Data for processing:

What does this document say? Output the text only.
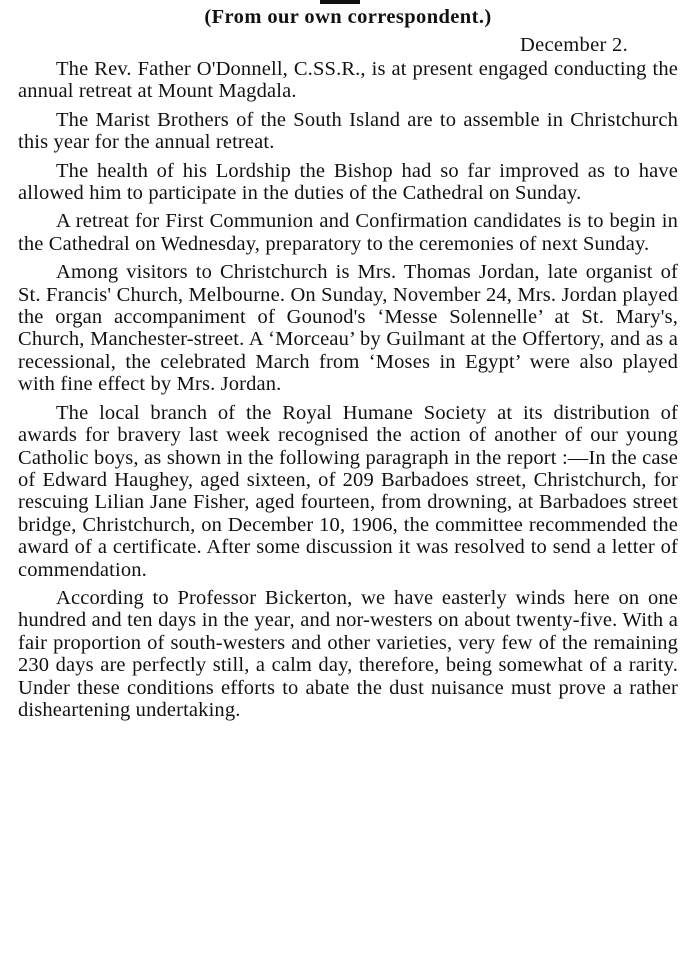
(From our own correspondent.)
December 2.

The Rev. Father O'Donnell, C.SS.R., is at present engaged conducting the annual retreat at Mount Magdala.

The Marist Brothers of the South Island are to assemble in Christchurch this year for the annual retreat.

The health of his Lordship the Bishop had so far improved as to have allowed him to participate in the duties of the Cathedral on Sunday.

A retreat for First Communion and Confirmation candidates is to begin in the Cathedral on Wednesday, preparatory to the ceremonies of next Sunday.

Among visitors to Christchurch is Mrs. Thomas Jordan, late organist of St. Francis' Church, Melbourne. On Sunday, November 24, Mrs. Jordan played the organ accompaniment of Gounod's ‘Messe Solennelle’ at St. Mary's, Church, Manchester-street. A ‘Morceau’ by Guilmant at the Offertory, and as a recessional, the celebrated March from ‘Moses in Egypt’ were also played with fine effect by Mrs. Jordan.

The local branch of the Royal Humane Society at its distribution of awards for bravery last week recognised the action of another of our young Catholic boys, as shown in the following paragraph in the report :—In the case of Edward Haughey, aged sixteen, of 209 Barbadoes street, Christchurch, for rescuing Lilian Jane Fisher, aged fourteen, from drowning, at Barbadoes street bridge, Christchurch, on December 10, 1906, the committee recommended the award of a certificate. After some discussion it was resolved to send a letter of commendation.

According to Professor Bickerton, we have easterly winds here on one hundred and ten days in the year, and nor-westers on about twenty-five. With a fair proportion of south-westers and other varieties, very few of the remaining 230 days are perfectly still, a calm day, therefore, being somewhat of a rarity. Under these conditions efforts to abate the dust nuisance must prove a rather disheartening undertaking.
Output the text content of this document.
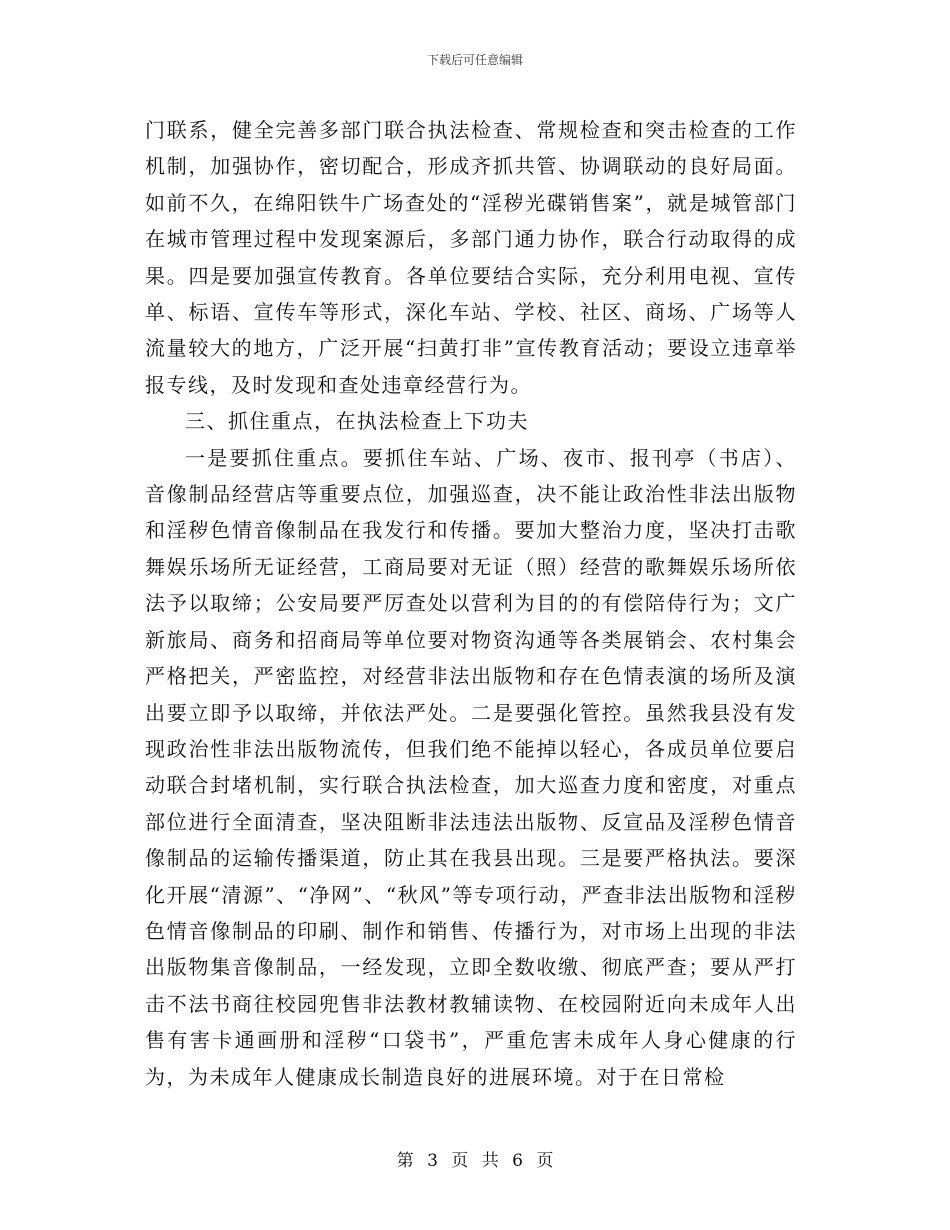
下载后可任意编辑

门联系，健全完善多部门联合执法检查、常规检查和突击检查的工作机制，加强协作，密切配合，形成齐抓共管、协调联动的良好局面。如前不久，在绵阳铁牛广场查处的“淫秽光碟销售案”，就是城管部门在城市管理过程中发现案源后，多部门通力协作，联合行动取得的成果。四是要加强宣传教育。各单位要结合实际，充分利用电视、宣传单、标语、宣传车等形式，深化车站、学校、社区、商场、广场等人流量较大的地方，广泛开展“扫黄打非”宣传教育活动；要设立违章举报专线，及时发现和查处违章经营行为。

三、抓住重点，在执法检查上下功夫

一是要抓住重点。要抓住车站、广场、夜市、报刊亭（书店）、音像制品经营店等重要点位，加强巡查，决不能让政治性非法出版物和淫秽色情音像制品在我发行和传播。要加大整治力度，坚决打击歌舞娱乐场所无证经营，工商局要对无证（照）经营的歌舞娱乐场所依法予以取缔；公安局要严厉查处以营利为目的的有偿陪侍行为；文广新旅局、商务和招商局等单位要对物资沟通等各类展销会、农村集会严格把关，严密监控，对经营非法出版物和存在色情表演的场所及演出要立即予以取缔，并依法严处。二是要强化管控。虽然我县没有发现政治性非法出版物流传，但我们绝不能掉以轻心，各成员单位要启动联合封堵机制，实行联合执法检查，加大巡查力度和密度，对重点部位进行全面清查，坚决阻断非法违法出版物、反宣品及淫秽色情音像制品的运输传播渠道，防止其在我县出现。三是要严格执法。要深化开展“清源”、“净网”、“秋风”等专项行动，严查非法出版物和淫秽色情音像制品的印刷、制作和销售、传播行为，对市场上出现的非法出版物集音像制品，一经发现，立即全数收缴、彻底严查；要从严打击不法书商往校园兜售非法教材教辅读物、在校园附近向未成年人出售有害卡通画册和淫秽“口袋书”，严重危害未成年人身心健康的行为，为未成年人健康成长制造良好的进展环境。对于在日常检

第 3 页 共 6 页
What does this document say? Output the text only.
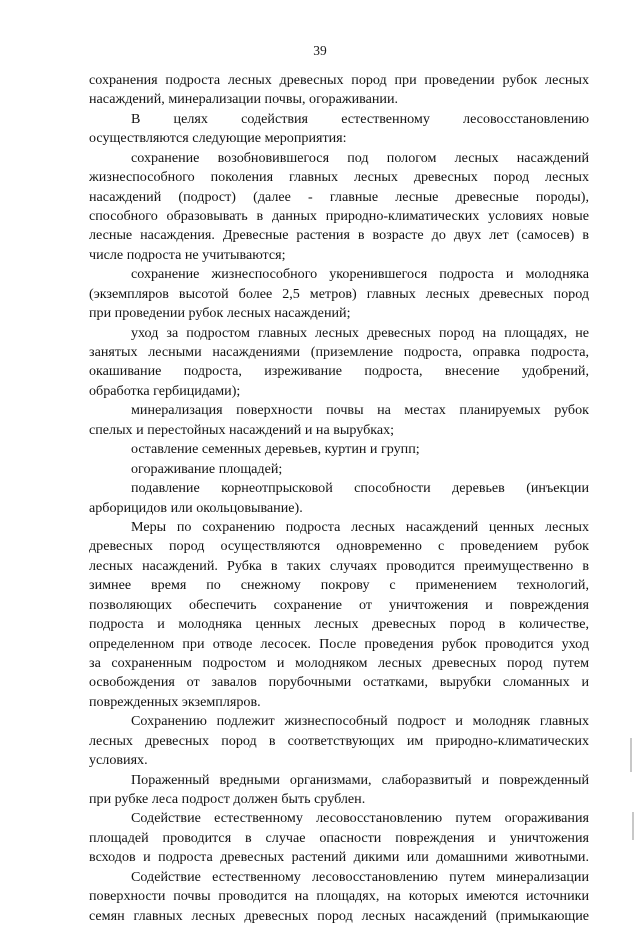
39
сохранения подроста лесных древесных пород при проведении рубок лесных
насаждений, минерализации почвы, огораживании.
В целях содействия естественному лесовосстановлению
осуществляются следующие мероприятия:
сохранение возобновившегося под пологом лесных насаждений
жизнеспособного поколения главных лесных древесных пород лесных
насаждений (подрост) (далее - главные лесные древесные породы),
способного образовывать в данных природно-климатических условиях новые
лесные насаждения. Древесные растения в возрасте до двух лет (самосев) в
числе подроста не учитываются;
сохранение жизнеспособного укоренившегося подроста и молодняка
(экземпляров высотой более 2,5 метров) главных лесных древесных пород
при проведении рубок лесных насаждений;
уход за подростом главных лесных древесных пород на площадях, не
занятых лесными насаждениями (приземление подроста, оправка подроста,
окашивание подроста, изреживание подроста, внесение удобрений,
обработка гербицидами);
минерализация поверхности почвы на местах планируемых рубок
спелых и перестойных насаждений и на вырубках;
оставление семенных деревьев, куртин и групп;
огораживание площадей;
подавление корнеотпрысковой способности деревьев (инъекции
арборицидов или окольцовывание).
Меры по сохранению подроста лесных насаждений ценных лесных
древесных пород осуществляются одновременно с проведением рубок
лесных насаждений. Рубка в таких случаях проводится преимущественно в
зимнее время по снежному покрову с применением технологий,
позволяющих обеспечить сохранение от уничтожения и повреждения
подроста и молодняка ценных лесных древесных пород в количестве,
определенном при отводе лесосек. После проведения рубок проводится уход
за сохраненным подростом и молодняком лесных древесных пород путем
освобождения от завалов порубочными остатками, вырубки сломанных и
поврежденных экземпляров.
Сохранению подлежит жизнеспособный подрост и молодняк главных
лесных древесных пород в соответствующих им природно-климатических
условиях.
Пораженный вредными организмами, слаборазвитый и поврежденный
при рубке леса подрост должен быть срублен.
Содействие естественному лесовосстановлению путем огораживания
площадей проводится в случае опасности повреждения и уничтожения
всходов и подроста древесных растений дикими или домашними животными.
Содействие естественному лесовосстановлению путем минерализации
поверхности почвы проводится на площадях, на которых имеются источники
семян главных лесных древесных пород лесных насаждений (примыкающие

Request:
Write out the data precisely as given, excluding the pictures.

The completed task:
What does this document say? Output the text only.
(From our own correspondent.)
December 2.

The Rev. Father O'Donnell, C.SS.R., is at present engaged conducting the annual retreat at Mount Magdala.

The Marist Brothers of the South Island are to assemble in Christchurch this year for the annual retreat.

The health of his Lordship the Bishop had so far improved as to have allowed him to participate in the duties of the Cathedral on Sunday.

A retreat for First Communion and Confirmation candidates is to begin in the Cathedral on Wednesday, preparatory to the ceremonies of next Sunday.

Among visitors to Christchurch is Mrs. Thomas Jordan, late organist of St. Francis' Church, Melbourne. On Sunday, November 24, Mrs. Jordan played the organ accompaniment of Gounod's ‘Messe Solennelle’ at St. Mary's, Church, Manchester-street. A ‘Morceau’ by Guilmant at the Offertory, and as a recessional, the celebrated March from ‘Moses in Egypt’ were also played with fine effect by Mrs. Jordan.

The local branch of the Royal Humane Society at its distribution of awards for bravery last week recognised the action of another of our young Catholic boys, as shown in the following paragraph in the report :—In the case of Edward Haughey, aged sixteen, of 209 Barbadoes street, Christchurch, for rescuing Lilian Jane Fisher, aged fourteen, from drowning, at Barbadoes street bridge, Christchurch, on December 10, 1906, the committee recommended the award of a certificate. After some discussion it was resolved to send a letter of commendation.

According to Professor Bickerton, we have easterly winds here on one hundred and ten days in the year, and nor-westers on about twenty-five. With a fair proportion of south-westers and other varieties, very few of the remaining 230 days are perfectly still, a calm day, therefore, being somewhat of a rarity. Under these conditions efforts to abate the dust nuisance must prove a rather disheartening undertaking.
Output the text content of this document.
下载后可任意编辑

门联系，健全完善多部门联合执法检查、常规检查和突击检查的工作机制，加强协作，密切配合，形成齐抓共管、协调联动的良好局面。如前不久，在绵阳铁牛广场查处的“淫秽光碟销售案”，就是城管部门在城市管理过程中发现案源后，多部门通力协作，联合行动取得的成果。四是要加强宣传教育。各单位要结合实际，充分利用电视、宣传单、标语、宣传车等形式，深化车站、学校、社区、商场、广场等人流量较大的地方，广泛开展“扫黄打非”宣传教育活动；要设立违章举报专线，及时发现和查处违章经营行为。

三、抓住重点，在执法检查上下功夫

一是要抓住重点。要抓住车站、广场、夜市、报刊亭（书店）、音像制品经营店等重要点位，加强巡查，决不能让政治性非法出版物和淫秽色情音像制品在我发行和传播。要加大整治力度，坚决打击歌舞娱乐场所无证经营，工商局要对无证（照）经营的歌舞娱乐场所依法予以取缔；公安局要严厉查处以营利为目的的有偿陪侍行为；文广新旅局、商务和招商局等单位要对物资沟通等各类展销会、农村集会严格把关，严密监控，对经营非法出版物和存在色情表演的场所及演出要立即予以取缔，并依法严处。二是要强化管控。虽然我县没有发现政治性非法出版物流传，但我们绝不能掉以轻心，各成员单位要启动联合封堵机制，实行联合执法检查，加大巡查力度和密度，对重点部位进行全面清查，坚决阻断非法违法出版物、反宣品及淫秽色情音像制品的运输传播渠道，防止其在我县出现。三是要严格执法。要深化开展“清源”、“净网”、“秋风”等专项行动，严查非法出版物和淫秽色情音像制品的印刷、制作和销售、传播行为，对市场上出现的非法出版物集音像制品，一经发现，立即全数收缴、彻底严查；要从严打击不法书商往校园兜售非法教材教辅读物、在校园附近向未成年人出售有害卡通画册和淫秽“口袋书”，严重危害未成年人身心健康的行为，为未成年人健康成长制造良好的进展环境。对于在日常检

第 3 页 共 6 页
What does this document say? Output the text only.
39
сохранения подроста лесных древесных пород при проведении рубок лесных
насаждений, минерализации почвы, огораживании.
В целях содействия естественному лесовосстановлению
осуществляются следующие мероприятия:
сохранение возобновившегося под пологом лесных насаждений
жизнеспособного поколения главных лесных древесных пород лесных
насаждений (подрост) (далее - главные лесные древесные породы),
способного образовывать в данных природно-климатических условиях новые
лесные насаждения. Древесные растения в возрасте до двух лет (самосев) в
числе подроста не учитываются;
сохранение жизнеспособного укоренившегося подроста и молодняка
(экземпляров высотой более 2,5 метров) главных лесных древесных пород
при проведении рубок лесных насаждений;
уход за подростом главных лесных древесных пород на площадях, не
занятых лесными насаждениями (приземление подроста, оправка подроста,
окашивание подроста, изреживание подроста, внесение удобрений,
обработка гербицидами);
минерализация поверхности почвы на местах планируемых рубок
спелых и перестойных насаждений и на вырубках;
оставление семенных деревьев, куртин и групп;
огораживание площадей;
подавление корнеотпрысковой способности деревьев (инъекции
арборицидов или окольцовывание).
Меры по сохранению подроста лесных насаждений ценных лесных
древесных пород осуществляются одновременно с проведением рубок
лесных насаждений. Рубка в таких случаях проводится преимущественно в
зимнее время по снежному покрову с применением технологий,
позволяющих обеспечить сохранение от уничтожения и повреждения
подроста и молодняка ценных лесных древесных пород в количестве,
определенном при отводе лесосек. После проведения рубок проводится уход
за сохраненным подростом и молодняком лесных древесных пород путем
освобождения от завалов порубочными остатками, вырубки сломанных и
поврежденных экземпляров.
Сохранению подлежит жизнеспособный подрост и молодняк главных
лесных древесных пород в соответствующих им природно-климатических
условиях.
Пораженный вредными организмами, слаборазвитый и поврежденный
при рубке леса подрост должен быть срублен.
Содействие естественному лесовосстановлению путем огораживания
площадей проводится в случае опасности повреждения и уничтожения
всходов и подроста древесных растений дикими или домашними животными.
Содействие естественному лесовосстановлению путем минерализации
поверхности почвы проводится на площадях, на которых имеются источники
семян главных лесных древесных пород лесных насаждений (примыкающие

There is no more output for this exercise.